**EXERCISE INSTRUCTIONS**:
Reproduce the listing that follows with no differences at all.

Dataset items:

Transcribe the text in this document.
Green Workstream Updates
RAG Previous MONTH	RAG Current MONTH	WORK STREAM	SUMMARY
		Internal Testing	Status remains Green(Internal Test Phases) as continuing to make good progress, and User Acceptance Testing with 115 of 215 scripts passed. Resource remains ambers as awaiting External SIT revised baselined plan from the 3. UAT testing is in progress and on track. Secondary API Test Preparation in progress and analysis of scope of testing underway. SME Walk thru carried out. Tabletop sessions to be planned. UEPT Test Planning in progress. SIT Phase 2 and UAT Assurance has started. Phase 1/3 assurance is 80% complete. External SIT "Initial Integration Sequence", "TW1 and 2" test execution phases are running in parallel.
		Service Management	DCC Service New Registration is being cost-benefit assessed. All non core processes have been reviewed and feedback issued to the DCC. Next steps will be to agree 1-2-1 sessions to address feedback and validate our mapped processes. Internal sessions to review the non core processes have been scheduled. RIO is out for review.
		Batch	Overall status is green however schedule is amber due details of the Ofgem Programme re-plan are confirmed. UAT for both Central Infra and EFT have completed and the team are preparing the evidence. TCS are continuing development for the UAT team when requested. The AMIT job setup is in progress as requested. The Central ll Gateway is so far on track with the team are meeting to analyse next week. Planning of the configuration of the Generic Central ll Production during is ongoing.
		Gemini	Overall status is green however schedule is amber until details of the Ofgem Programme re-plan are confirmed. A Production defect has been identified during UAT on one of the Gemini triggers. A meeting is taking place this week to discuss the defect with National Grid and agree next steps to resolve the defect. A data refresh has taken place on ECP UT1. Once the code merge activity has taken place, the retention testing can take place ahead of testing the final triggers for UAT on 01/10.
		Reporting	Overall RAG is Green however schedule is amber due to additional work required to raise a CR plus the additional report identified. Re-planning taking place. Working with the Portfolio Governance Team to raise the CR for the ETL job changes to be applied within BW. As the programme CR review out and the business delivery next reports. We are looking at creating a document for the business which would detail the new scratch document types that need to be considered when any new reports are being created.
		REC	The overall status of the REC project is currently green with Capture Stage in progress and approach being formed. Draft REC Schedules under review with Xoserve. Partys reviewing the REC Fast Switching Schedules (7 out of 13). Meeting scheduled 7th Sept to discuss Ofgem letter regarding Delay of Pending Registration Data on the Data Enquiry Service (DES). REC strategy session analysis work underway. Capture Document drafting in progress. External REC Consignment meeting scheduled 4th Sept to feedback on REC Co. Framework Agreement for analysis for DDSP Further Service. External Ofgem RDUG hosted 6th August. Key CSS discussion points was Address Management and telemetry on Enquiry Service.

**RESULT**:
Transcribe the text in this document.
Green Workstream Updates
RAG Previous MONTH	RAG Current MONTH	WORK STREAM	SUMMARY
		Internal Testing	Status remains Green(Internal Test Phases) as continuing to make good progress, and User Acceptance Testing with 115 of 215 scripts passed. Resource remains ambers as awaiting External SIT revised baselined plan from the 3. UAT testing is in progress and on track. Secondary API Test Preparation in progress and analysis of scope of testing underway. SME Walk thru carried out. Tabletop sessions to be planned. UEPT Test Planning in progress. SIT Phase 2 and UAT Assurance has started. Phase 1/3 assurance is 80% complete. External SIT "Initial Integration Sequence", "TW1 and 2" test execution phases are running in parallel.
		Service Management	DCC Service New Registration is being cost-benefit assessed. All non core processes have been reviewed and feedback issued to the DCC. Next steps will be to agree 1-2-1 sessions to address feedback and validate our mapped processes. Internal sessions to review the non core processes have been scheduled. RIO is out for review.
		Batch	Overall status is green however schedule is amber due details of the Ofgem Programme re-plan are confirmed. UAT for both Central Infra and EFT have completed and the team are preparing the evidence. TCS are continuing development for the UAT team when requested. The AMIT job setup is in progress as requested. The Central ll Gateway is so far on track with the team are meeting to analyse next week. Planning of the configuration of the Generic Central ll Production during is ongoing.
		Gemini	Overall status is green however schedule is amber until details of the Ofgem Programme re-plan are confirmed. A Production defect has been identified during UAT on one of the Gemini triggers. A meeting is taking place this week to discuss the defect with National Grid and agree next steps to resolve the defect. A data refresh has taken place on ECP UT1. Once the code merge activity has taken place, the retention testing can take place ahead of testing the final triggers for UAT on 01/10.
		Reporting	Overall RAG is Green however schedule is amber due to additional work required to raise a CR plus the additional report identified. Re-planning taking place. Working with the Portfolio Governance Team to raise the CR for the ETL job changes to be applied within BW. As the programme CR review out and the business delivery next reports. We are looking at creating a document for the business which would detail the new scratch document types that need to be considered when any new reports are being created.
		REC	The overall status of the REC project is currently green with Capture Stage in progress and approach being formed. Draft REC Schedules under review with Xoserve. Partys reviewing the REC Fast Switching Schedules (7 out of 13). Meeting scheduled 7th Sept to discuss Ofgem letter regarding Delay of Pending Registration Data on the Data Enquiry Service (DES). REC strategy session analysis work underway. Capture Document drafting in progress. External REC Consignment meeting scheduled 4th Sept to feedback on REC Co. Framework Agreement for analysis for DDSP Further Service. External Ofgem RDUG hosted 6th August. Key CSS discussion points was Address Management and telemetry on Enquiry Service.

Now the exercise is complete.